-- start Provided records --

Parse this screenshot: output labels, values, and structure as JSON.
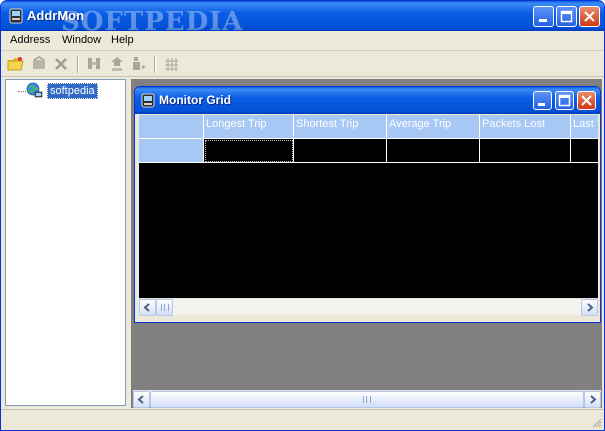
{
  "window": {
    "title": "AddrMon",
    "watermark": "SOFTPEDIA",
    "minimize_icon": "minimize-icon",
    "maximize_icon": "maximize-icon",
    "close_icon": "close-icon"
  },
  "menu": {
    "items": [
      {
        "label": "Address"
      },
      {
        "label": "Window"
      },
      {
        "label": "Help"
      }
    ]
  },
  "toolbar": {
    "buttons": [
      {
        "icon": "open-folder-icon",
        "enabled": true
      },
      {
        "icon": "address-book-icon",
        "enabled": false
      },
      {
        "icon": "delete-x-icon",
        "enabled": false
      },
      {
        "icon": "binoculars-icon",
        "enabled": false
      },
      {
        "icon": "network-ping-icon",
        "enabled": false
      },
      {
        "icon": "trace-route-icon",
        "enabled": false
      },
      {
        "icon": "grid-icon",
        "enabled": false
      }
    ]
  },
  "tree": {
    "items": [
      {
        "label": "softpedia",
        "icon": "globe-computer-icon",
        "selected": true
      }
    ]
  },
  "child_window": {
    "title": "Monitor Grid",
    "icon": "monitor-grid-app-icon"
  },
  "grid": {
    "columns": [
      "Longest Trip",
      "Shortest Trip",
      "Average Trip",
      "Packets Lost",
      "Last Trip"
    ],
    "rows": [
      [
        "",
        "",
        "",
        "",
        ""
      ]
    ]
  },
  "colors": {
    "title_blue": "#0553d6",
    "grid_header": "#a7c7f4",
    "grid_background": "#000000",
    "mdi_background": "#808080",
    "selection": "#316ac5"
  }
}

-- end Provided records --

▶ **Exercise aim**
Go through the material and copy out every line with "icon" in it.

▶ **Exercise answer**
    "minimize_icon": "minimize-icon",
    "maximize_icon": "maximize-icon",
    "close_icon": "close-icon"
        "icon": "open-folder-icon",
        "icon": "address-book-icon",
        "icon": "delete-x-icon",
        "icon": "binoculars-icon",
        "icon": "network-ping-icon",
        "icon": "trace-route-icon",
        "icon": "grid-icon",
        "icon": "globe-computer-icon",
    "icon": "monitor-grid-app-icon"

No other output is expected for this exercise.